The problem
Lines that hold the word "xlabel" should be located and copied.

***** Record extracts

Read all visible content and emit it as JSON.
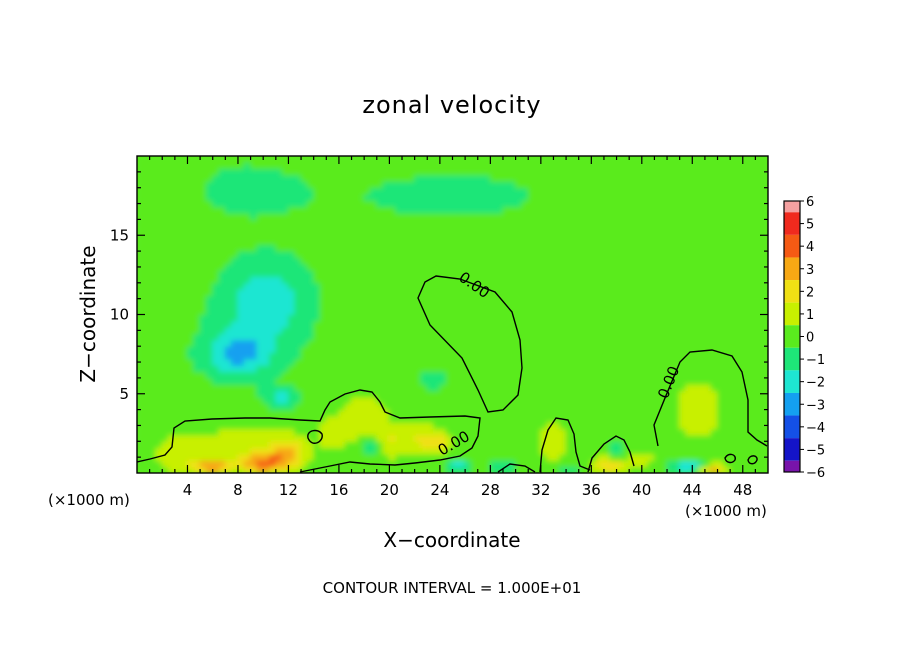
{
  "chart_data": {
    "type": "heatmap",
    "title": "zonal velocity",
    "xlabel": "X−coordinate",
    "ylabel": "Z−coordinate",
    "x_unit_left": "(×1000 m)",
    "x_unit_right": "(×1000 m)",
    "footer": "CONTOUR INTERVAL = 1.000E+01",
    "xlim": [
      0,
      50
    ],
    "ylim": [
      0,
      20
    ],
    "x_ticks": [
      4,
      8,
      12,
      16,
      20,
      24,
      28,
      32,
      36,
      40,
      44,
      48
    ],
    "x_tick_labels": [
      "4",
      "8",
      "12",
      "16",
      "20",
      "24",
      "28",
      "32",
      "36",
      "40",
      "44",
      "48"
    ],
    "y_ticks": [
      5,
      10,
      15
    ],
    "y_tick_labels": [
      "5",
      "10",
      "15"
    ],
    "colorbar": {
      "levels": [
        6,
        5,
        4,
        3,
        2,
        1,
        0,
        -1,
        -2,
        -3,
        -4,
        -5,
        -6
      ],
      "labels": [
        "6",
        "5",
        "4",
        "3",
        "2",
        "1",
        "0",
        "−1",
        "−2",
        "−3",
        "−4",
        "−5",
        "−6"
      ],
      "colors": [
        "#f4a0a0",
        "#f02a1e",
        "#f55a14",
        "#f7a814",
        "#f0e014",
        "#c8f000",
        "#5aeb1e",
        "#1ee678",
        "#1ee6d2",
        "#14a0f0",
        "#1450e6",
        "#1414c8",
        "#7814aa"
      ]
    },
    "contour_labels": [
      {
        "text": "0.00",
        "x": 26.5,
        "y": 11.6,
        "angle": 35
      },
      {
        "text": "0.00",
        "x": 25.3,
        "y": 1.6,
        "angle": -30
      },
      {
        "text": "0.00",
        "x": 42.5,
        "y": 5.6,
        "angle": -68
      }
    ],
    "field_features": [
      {
        "x": 8,
        "y": 7.5,
        "sx": 2.6,
        "sy": 1.3,
        "v": -2.3
      },
      {
        "x": 10.5,
        "y": 11,
        "sx": 3.2,
        "sy": 2.4,
        "v": -1.8
      },
      {
        "x": 9,
        "y": 9,
        "sx": 4.5,
        "sy": 3.5,
        "v": -0.8
      },
      {
        "x": 11.5,
        "y": 4.8,
        "sx": 1.4,
        "sy": 0.6,
        "v": -1.8
      },
      {
        "x": 23.5,
        "y": 5.9,
        "sx": 1.2,
        "sy": 0.6,
        "v": -1.2
      },
      {
        "x": 25,
        "y": 17.5,
        "sx": 14,
        "sy": 3,
        "v": -0.6
      },
      {
        "x": 8,
        "y": 18,
        "sx": 6,
        "sy": 3,
        "v": -0.5
      },
      {
        "x": 27,
        "y": 9,
        "sx": 2.5,
        "sy": 3,
        "v": 0.4
      },
      {
        "x": 44.5,
        "y": 4,
        "sx": 2.2,
        "sy": 2.2,
        "v": 0.9
      },
      {
        "x": 4,
        "y": 1.2,
        "sx": 2.5,
        "sy": 1.2,
        "v": 1.2
      },
      {
        "x": 10,
        "y": 0.6,
        "sx": 1.5,
        "sy": 0.6,
        "v": 3.2
      },
      {
        "x": 12,
        "y": 1.2,
        "sx": 1.4,
        "sy": 0.9,
        "v": 2.6
      },
      {
        "x": 6,
        "y": 0.4,
        "sx": 1.5,
        "sy": 0.4,
        "v": 3.0
      },
      {
        "x": 9,
        "y": 1.5,
        "sx": 3.5,
        "sy": 1.5,
        "v": 1.2
      },
      {
        "x": 15.5,
        "y": 2.5,
        "sx": 1.2,
        "sy": 1.0,
        "v": 1.0
      },
      {
        "x": 18,
        "y": 3.4,
        "sx": 1.8,
        "sy": 1.4,
        "v": 1.3
      },
      {
        "x": 18.5,
        "y": 1.8,
        "sx": 0.8,
        "sy": 0.6,
        "v": -2.0
      },
      {
        "x": 20,
        "y": 2,
        "sx": 1.2,
        "sy": 1.0,
        "v": 1.4
      },
      {
        "x": 22.5,
        "y": 2.2,
        "sx": 1.4,
        "sy": 1.0,
        "v": 1.5
      },
      {
        "x": 24,
        "y": 2.0,
        "sx": 0.9,
        "sy": 0.6,
        "v": 2.0
      },
      {
        "x": 25.5,
        "y": 0.5,
        "sx": 1.0,
        "sy": 0.4,
        "v": -2.0
      },
      {
        "x": 29,
        "y": 0.4,
        "sx": 1.0,
        "sy": 0.4,
        "v": -1.6
      },
      {
        "x": 33,
        "y": 2.0,
        "sx": 1.2,
        "sy": 1.2,
        "v": 1.3
      },
      {
        "x": 37.5,
        "y": 0.5,
        "sx": 1.2,
        "sy": 0.5,
        "v": 2.4
      },
      {
        "x": 38,
        "y": 1.5,
        "sx": 0.7,
        "sy": 0.5,
        "v": -1.4
      },
      {
        "x": 44,
        "y": 0.4,
        "sx": 1.5,
        "sy": 0.4,
        "v": -3.0
      },
      {
        "x": 45.5,
        "y": 0.3,
        "sx": 1.2,
        "sy": 0.3,
        "v": 4.0
      },
      {
        "x": 40,
        "y": 0.8,
        "sx": 1.0,
        "sy": 0.6,
        "v": 1.0
      },
      {
        "x": 34,
        "y": 0.3,
        "sx": 0.8,
        "sy": 0.3,
        "v": -1.5
      }
    ]
  }
}
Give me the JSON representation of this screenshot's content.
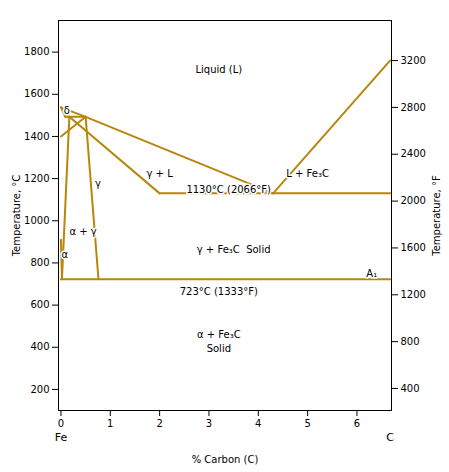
{
  "chart_data": {
    "type": "line",
    "xlabel": "% Carbon (C)",
    "ylabel": "Temperature, °C",
    "y2label": "Temperature, °F",
    "xlim": [
      -0.05,
      6.7
    ],
    "ylim": [
      100,
      1950
    ],
    "xticks": [
      0,
      1,
      2,
      3,
      4,
      5,
      6
    ],
    "yticks": [
      200,
      400,
      600,
      800,
      1000,
      1200,
      1400,
      1600,
      1800
    ],
    "y2lim": [
      212,
      3542
    ],
    "y2ticks": [
      400,
      800,
      1200,
      1600,
      2000,
      2400,
      2800,
      3200
    ],
    "color": "#B8860B",
    "segments": [
      {
        "x": [
          0.0,
          0.5
        ],
        "y": [
          1538,
          1493
        ]
      },
      {
        "x": [
          0.5,
          4.3
        ],
        "y": [
          1493,
          1130
        ]
      },
      {
        "x": [
          4.3,
          6.67
        ],
        "y": [
          1130,
          1760
        ]
      },
      {
        "x": [
          0.09,
          0.5
        ],
        "y": [
          1493,
          1493
        ]
      },
      {
        "x": [
          0.0,
          0.09
        ],
        "y": [
          1538,
          1493
        ]
      },
      {
        "x": [
          0.09,
          0.17
        ],
        "y": [
          1493,
          1493
        ]
      },
      {
        "x": [
          0.17,
          2.0
        ],
        "y": [
          1493,
          1130
        ]
      },
      {
        "x": [
          0.0,
          0.5
        ],
        "y": [
          1400,
          1493
        ]
      },
      {
        "x": [
          0.5,
          0.76
        ],
        "y": [
          1493,
          723
        ]
      },
      {
        "x": [
          0.0,
          0.02
        ],
        "y": [
          910,
          723
        ]
      },
      {
        "x": [
          0.02,
          0.17
        ],
        "y": [
          723,
          1493
        ]
      },
      {
        "x": [
          2.0,
          6.67
        ],
        "y": [
          1130,
          1130
        ]
      },
      {
        "x": [
          0.0,
          6.67
        ],
        "y": [
          723,
          723
        ]
      }
    ],
    "annotations": [
      {
        "text": "Liquid (L)",
        "x": 3.2,
        "y": 1720
      },
      {
        "text": "γ",
        "x": 0.75,
        "y": 1180
      },
      {
        "text": "γ + L",
        "x": 2.0,
        "y": 1230
      },
      {
        "text": "L + Fe₃C",
        "x": 5.0,
        "y": 1230
      },
      {
        "text": "γ + Fe₃C  Solid",
        "x": 3.5,
        "y": 870
      },
      {
        "text": "α + Fe₃C\nSolid",
        "x": 3.2,
        "y": 430
      },
      {
        "text": "δ",
        "x": 0.12,
        "y": 1530
      },
      {
        "text": "α",
        "x": 0.08,
        "y": 845
      },
      {
        "text": "A₁",
        "x": 6.3,
        "y": 755
      },
      {
        "text": "α + γ",
        "x": 0.45,
        "y": 955
      },
      {
        "text": "1130°C (2066°F)",
        "x": 3.4,
        "y": 1155
      },
      {
        "text": "723°C (1333°F)",
        "x": 3.2,
        "y": 668
      },
      {
        "text": "Fe",
        "x": 0.0
      },
      {
        "text": "C",
        "x": 6.67
      }
    ]
  }
}
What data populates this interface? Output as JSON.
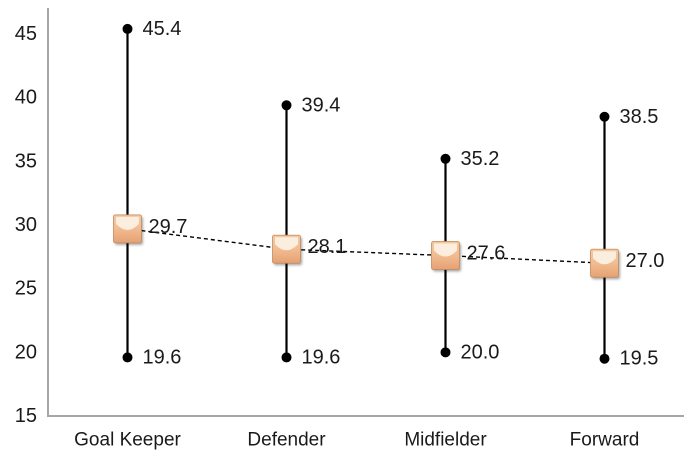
{
  "chart_data": {
    "type": "line",
    "variant": "high-low-mean stock chart",
    "title": "",
    "xlabel": "",
    "ylabel": "",
    "categories": [
      "Goal Keeper",
      "Defender",
      "Midfielder",
      "Forward"
    ],
    "series": [
      {
        "name": "High",
        "role": "high",
        "values": [
          45.4,
          39.4,
          35.2,
          38.5
        ]
      },
      {
        "name": "Mean",
        "role": "mean",
        "values": [
          29.7,
          28.1,
          27.6,
          27.0
        ]
      },
      {
        "name": "Low",
        "role": "low",
        "values": [
          19.6,
          19.6,
          20.0,
          19.5
        ]
      }
    ],
    "data_label_decimals": 1,
    "yticks": [
      15,
      20,
      25,
      30,
      35,
      40,
      45
    ],
    "ylim": [
      15,
      45
    ],
    "grid": false,
    "legend": "none",
    "mean_connector": "dashed"
  },
  "style": {
    "background": "#FFFFFF",
    "axis_color": "#A6A6A6",
    "range_line_color": "#000000",
    "dot_color": "#000000",
    "dashed_line_color": "#000000",
    "text_color": "#1A1A1A",
    "marker_fill_top": "#F6C99F",
    "marker_fill_mid": "#F2BE93",
    "marker_fill_bottom": "#E6A173",
    "marker_highlight": "#FCEEDF",
    "marker_border": "#C08A5E"
  }
}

**********

Worked solution
    "xlabel": "X−coordinate",
    "xlabel": "% Carbon (C)",
    "xlabel": "",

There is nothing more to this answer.